**WHAT NEEDS TO BE DONE**:
Copy out each line of the material in which the word "page" appears.

**RECORDS FOR THIS EXERCISE**:
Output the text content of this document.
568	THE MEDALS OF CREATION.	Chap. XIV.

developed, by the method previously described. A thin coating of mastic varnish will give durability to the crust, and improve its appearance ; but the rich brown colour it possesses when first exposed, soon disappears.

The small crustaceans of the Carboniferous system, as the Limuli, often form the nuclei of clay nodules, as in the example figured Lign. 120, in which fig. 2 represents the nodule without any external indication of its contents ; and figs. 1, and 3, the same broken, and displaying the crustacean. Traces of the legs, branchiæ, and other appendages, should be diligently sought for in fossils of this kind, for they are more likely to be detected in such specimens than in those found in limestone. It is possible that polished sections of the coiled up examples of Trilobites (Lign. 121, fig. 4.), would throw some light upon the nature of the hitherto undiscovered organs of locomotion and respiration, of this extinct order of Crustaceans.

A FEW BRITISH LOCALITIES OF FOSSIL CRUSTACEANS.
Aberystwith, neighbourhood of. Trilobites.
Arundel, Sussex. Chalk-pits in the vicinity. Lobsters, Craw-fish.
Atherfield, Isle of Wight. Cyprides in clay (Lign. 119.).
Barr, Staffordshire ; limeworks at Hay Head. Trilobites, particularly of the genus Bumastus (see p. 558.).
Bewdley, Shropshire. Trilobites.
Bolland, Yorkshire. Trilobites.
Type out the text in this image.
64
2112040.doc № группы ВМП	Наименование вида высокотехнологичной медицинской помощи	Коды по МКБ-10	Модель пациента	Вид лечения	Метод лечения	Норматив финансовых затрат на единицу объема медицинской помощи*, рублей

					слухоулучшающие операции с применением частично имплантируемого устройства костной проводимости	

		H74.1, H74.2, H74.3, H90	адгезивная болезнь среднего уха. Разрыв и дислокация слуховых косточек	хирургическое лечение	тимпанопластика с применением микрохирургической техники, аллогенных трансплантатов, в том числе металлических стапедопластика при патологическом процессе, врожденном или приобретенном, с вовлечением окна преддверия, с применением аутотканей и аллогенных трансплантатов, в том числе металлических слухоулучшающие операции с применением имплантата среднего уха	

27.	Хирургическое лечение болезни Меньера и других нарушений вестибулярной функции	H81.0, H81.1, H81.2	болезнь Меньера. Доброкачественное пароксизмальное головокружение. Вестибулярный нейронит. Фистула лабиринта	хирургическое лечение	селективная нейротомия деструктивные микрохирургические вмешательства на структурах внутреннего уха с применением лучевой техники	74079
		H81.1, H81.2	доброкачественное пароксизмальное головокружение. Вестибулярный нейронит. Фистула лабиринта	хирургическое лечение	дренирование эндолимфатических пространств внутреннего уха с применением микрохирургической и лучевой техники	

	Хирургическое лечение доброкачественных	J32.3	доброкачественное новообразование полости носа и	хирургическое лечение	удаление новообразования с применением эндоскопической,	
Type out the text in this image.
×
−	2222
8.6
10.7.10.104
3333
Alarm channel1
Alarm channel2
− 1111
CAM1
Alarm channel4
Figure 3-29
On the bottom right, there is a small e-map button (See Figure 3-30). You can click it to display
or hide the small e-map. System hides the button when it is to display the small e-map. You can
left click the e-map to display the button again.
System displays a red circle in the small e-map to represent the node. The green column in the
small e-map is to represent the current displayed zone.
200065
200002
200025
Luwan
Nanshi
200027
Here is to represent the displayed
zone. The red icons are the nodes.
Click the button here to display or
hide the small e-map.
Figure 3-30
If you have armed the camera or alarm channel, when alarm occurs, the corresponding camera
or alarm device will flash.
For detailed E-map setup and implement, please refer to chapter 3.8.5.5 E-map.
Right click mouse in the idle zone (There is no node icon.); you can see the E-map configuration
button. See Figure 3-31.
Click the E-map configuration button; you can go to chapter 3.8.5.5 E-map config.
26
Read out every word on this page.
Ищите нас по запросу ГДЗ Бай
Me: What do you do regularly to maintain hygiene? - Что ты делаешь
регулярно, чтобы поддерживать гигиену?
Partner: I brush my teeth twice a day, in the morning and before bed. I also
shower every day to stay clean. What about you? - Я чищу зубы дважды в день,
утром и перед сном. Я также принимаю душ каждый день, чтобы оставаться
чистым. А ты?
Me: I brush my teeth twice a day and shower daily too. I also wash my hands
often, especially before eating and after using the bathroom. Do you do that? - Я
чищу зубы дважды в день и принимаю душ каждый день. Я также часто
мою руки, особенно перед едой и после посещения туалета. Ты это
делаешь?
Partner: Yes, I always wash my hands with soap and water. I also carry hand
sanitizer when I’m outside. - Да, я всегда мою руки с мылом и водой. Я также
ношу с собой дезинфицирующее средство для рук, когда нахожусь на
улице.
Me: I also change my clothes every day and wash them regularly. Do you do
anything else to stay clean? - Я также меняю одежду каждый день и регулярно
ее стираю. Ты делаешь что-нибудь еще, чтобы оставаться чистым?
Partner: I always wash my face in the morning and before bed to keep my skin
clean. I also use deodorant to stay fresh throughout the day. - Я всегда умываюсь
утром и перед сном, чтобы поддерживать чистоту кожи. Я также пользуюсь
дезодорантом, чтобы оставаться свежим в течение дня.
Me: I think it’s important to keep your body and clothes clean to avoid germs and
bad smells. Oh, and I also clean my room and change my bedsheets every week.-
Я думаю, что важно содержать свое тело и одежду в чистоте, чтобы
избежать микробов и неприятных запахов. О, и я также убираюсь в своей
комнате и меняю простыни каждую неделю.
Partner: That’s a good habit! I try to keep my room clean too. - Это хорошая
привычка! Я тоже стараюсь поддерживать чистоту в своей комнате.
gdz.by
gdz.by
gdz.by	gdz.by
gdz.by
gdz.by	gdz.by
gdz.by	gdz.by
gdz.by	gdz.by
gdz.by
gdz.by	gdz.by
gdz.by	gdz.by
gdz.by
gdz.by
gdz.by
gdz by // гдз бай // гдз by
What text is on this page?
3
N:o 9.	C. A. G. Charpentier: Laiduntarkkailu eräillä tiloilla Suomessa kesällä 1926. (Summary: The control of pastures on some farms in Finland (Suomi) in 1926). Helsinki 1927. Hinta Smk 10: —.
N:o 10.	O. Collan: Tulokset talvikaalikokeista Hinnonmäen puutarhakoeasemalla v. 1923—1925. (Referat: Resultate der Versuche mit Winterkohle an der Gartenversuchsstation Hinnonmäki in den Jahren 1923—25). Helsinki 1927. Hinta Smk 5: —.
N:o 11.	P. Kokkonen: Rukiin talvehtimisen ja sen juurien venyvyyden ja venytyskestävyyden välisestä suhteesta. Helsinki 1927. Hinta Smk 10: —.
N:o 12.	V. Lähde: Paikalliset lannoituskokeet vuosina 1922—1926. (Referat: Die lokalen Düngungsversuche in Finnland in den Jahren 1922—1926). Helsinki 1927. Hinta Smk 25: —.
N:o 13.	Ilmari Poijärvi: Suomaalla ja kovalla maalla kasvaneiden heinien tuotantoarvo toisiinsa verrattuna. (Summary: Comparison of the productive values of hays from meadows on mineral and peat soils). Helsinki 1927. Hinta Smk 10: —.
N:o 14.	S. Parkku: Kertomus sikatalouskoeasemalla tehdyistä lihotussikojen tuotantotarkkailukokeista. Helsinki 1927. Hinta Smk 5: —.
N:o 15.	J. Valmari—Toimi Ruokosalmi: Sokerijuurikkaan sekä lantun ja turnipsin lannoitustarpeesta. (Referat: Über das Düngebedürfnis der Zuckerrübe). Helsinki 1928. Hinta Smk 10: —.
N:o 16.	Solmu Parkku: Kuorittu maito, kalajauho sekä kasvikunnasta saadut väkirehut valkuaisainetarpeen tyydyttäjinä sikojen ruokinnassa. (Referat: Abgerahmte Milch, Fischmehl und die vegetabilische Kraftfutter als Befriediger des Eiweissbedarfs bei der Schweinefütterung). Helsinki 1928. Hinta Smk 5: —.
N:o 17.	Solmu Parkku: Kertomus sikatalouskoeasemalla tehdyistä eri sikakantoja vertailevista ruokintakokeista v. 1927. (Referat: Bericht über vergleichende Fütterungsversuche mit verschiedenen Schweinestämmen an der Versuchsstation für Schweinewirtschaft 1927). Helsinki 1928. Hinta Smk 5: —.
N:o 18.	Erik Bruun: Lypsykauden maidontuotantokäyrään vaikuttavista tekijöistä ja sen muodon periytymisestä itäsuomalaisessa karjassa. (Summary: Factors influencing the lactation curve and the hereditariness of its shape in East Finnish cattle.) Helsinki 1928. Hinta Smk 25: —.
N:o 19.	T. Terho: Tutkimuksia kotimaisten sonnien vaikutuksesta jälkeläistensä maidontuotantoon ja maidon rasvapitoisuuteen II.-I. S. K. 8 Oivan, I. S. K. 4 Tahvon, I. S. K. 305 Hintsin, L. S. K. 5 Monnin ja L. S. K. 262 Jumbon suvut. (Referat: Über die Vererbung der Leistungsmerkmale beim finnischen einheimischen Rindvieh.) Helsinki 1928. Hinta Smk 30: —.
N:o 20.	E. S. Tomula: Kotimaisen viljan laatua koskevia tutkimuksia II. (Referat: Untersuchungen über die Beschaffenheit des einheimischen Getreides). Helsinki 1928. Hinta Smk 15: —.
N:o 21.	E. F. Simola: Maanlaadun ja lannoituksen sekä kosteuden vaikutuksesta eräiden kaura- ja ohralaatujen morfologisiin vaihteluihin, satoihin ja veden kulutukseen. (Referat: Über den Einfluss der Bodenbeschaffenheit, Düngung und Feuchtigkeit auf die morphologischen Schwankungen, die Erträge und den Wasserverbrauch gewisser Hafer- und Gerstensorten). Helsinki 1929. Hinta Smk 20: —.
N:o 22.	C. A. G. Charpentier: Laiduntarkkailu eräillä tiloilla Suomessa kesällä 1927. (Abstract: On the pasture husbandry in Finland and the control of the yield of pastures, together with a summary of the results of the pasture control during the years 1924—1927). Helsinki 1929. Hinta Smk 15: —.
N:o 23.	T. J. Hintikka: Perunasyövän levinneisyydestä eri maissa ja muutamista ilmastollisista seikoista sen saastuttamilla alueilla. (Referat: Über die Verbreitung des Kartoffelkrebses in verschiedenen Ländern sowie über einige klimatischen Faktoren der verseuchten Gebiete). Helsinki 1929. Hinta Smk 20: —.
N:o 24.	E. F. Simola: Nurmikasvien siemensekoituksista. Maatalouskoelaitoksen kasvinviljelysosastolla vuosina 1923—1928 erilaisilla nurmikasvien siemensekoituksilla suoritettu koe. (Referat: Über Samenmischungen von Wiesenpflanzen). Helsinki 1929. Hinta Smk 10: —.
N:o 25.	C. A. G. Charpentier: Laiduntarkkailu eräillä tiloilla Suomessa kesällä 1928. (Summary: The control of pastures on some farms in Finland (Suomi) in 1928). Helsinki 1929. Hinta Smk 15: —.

**RESULT**:
Read out every word on this page.
What text is on this page?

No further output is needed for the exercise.